YOUR OBJECTIVE.
Reply with one number only, the count of lines holding the string "name".

RECORDS FOR PROCESSING.

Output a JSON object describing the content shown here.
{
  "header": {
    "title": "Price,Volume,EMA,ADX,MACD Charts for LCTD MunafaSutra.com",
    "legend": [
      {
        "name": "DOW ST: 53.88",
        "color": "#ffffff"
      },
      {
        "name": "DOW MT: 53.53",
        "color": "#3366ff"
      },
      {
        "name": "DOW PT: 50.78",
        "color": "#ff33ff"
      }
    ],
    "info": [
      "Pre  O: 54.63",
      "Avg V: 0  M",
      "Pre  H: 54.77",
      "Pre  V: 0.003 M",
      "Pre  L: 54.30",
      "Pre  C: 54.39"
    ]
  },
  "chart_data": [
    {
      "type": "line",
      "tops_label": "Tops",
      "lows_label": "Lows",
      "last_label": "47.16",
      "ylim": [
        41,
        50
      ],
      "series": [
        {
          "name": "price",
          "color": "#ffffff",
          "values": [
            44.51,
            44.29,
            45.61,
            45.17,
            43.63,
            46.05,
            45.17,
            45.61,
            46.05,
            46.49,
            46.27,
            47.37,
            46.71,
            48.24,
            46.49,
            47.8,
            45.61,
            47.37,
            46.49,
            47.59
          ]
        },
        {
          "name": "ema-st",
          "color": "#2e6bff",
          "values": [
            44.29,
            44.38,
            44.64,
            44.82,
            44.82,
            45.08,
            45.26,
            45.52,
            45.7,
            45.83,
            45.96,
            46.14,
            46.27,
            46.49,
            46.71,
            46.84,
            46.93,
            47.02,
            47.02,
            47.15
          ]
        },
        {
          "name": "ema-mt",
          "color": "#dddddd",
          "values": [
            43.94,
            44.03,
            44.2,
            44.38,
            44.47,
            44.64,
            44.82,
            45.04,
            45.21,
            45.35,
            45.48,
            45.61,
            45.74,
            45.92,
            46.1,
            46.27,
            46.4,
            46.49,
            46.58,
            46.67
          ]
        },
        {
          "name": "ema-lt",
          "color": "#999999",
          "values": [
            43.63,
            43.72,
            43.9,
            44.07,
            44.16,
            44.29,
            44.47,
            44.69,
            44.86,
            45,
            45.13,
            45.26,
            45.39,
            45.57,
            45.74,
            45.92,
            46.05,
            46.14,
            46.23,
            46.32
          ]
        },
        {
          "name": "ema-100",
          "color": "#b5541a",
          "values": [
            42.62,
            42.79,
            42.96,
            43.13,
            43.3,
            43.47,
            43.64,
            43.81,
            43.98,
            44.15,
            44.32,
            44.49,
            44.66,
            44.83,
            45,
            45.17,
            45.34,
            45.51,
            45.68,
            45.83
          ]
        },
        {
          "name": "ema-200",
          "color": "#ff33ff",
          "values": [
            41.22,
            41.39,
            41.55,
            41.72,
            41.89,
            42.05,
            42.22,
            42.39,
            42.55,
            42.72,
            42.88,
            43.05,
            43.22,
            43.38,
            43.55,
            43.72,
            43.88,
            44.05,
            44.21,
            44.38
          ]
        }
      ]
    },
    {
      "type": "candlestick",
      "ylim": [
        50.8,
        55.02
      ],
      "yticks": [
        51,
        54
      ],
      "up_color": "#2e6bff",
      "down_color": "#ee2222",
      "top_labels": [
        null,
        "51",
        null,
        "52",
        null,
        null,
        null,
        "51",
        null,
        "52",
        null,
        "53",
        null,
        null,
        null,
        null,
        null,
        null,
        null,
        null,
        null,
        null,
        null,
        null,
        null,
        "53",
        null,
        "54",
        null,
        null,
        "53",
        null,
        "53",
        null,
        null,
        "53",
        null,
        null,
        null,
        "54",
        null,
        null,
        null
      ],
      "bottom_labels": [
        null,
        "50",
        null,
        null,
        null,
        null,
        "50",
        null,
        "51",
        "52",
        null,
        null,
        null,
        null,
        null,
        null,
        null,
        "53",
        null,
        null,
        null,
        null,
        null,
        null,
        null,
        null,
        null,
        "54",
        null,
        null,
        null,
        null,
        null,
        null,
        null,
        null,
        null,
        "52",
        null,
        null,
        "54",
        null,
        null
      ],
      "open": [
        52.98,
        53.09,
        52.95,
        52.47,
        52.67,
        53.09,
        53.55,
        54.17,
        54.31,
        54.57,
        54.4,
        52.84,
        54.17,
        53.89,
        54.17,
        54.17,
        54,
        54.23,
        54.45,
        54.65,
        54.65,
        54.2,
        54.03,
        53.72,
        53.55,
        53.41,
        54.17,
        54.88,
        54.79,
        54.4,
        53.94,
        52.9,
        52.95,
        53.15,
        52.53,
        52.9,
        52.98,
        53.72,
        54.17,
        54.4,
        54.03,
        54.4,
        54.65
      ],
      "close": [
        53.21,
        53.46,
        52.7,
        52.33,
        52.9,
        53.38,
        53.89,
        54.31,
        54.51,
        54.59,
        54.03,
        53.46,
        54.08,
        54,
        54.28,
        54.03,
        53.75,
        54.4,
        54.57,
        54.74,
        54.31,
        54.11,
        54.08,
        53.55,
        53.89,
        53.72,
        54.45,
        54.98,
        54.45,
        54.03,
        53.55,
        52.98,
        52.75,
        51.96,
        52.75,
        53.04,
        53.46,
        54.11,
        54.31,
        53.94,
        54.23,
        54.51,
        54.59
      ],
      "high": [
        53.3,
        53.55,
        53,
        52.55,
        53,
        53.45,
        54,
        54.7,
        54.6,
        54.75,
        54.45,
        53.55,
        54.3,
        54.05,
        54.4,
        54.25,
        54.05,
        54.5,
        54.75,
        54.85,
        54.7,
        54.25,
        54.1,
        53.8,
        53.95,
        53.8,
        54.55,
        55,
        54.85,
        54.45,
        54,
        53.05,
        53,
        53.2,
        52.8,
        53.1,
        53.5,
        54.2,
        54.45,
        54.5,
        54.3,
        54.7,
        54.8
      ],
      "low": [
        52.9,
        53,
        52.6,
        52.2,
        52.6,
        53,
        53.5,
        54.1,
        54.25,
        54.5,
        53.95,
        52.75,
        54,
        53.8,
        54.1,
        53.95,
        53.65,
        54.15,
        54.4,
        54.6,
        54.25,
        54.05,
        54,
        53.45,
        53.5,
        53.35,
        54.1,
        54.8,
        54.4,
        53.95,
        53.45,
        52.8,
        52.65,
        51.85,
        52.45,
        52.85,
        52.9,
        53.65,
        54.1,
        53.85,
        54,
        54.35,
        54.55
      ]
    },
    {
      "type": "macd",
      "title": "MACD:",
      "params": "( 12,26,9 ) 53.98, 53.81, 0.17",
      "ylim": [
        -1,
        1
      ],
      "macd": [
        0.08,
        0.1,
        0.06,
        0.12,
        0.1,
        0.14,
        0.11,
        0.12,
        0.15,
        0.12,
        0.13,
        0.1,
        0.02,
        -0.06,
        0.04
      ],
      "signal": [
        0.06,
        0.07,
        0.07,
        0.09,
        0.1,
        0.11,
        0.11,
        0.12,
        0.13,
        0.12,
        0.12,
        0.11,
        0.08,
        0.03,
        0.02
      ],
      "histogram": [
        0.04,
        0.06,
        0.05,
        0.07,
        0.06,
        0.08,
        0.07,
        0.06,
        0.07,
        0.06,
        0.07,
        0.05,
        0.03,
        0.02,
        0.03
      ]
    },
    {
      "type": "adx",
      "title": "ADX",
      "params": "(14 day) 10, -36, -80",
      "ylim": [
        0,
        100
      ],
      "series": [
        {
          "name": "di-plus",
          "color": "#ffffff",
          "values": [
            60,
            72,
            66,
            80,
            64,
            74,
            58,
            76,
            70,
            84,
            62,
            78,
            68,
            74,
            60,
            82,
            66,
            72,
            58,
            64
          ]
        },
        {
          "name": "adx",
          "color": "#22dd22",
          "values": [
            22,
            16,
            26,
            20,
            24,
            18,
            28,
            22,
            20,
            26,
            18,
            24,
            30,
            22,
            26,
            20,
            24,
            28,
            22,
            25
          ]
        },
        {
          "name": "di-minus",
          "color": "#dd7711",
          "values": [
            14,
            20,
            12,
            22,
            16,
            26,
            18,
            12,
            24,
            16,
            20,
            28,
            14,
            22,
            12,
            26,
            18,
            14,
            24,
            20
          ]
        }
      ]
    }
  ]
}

TASK RESPONSE.
12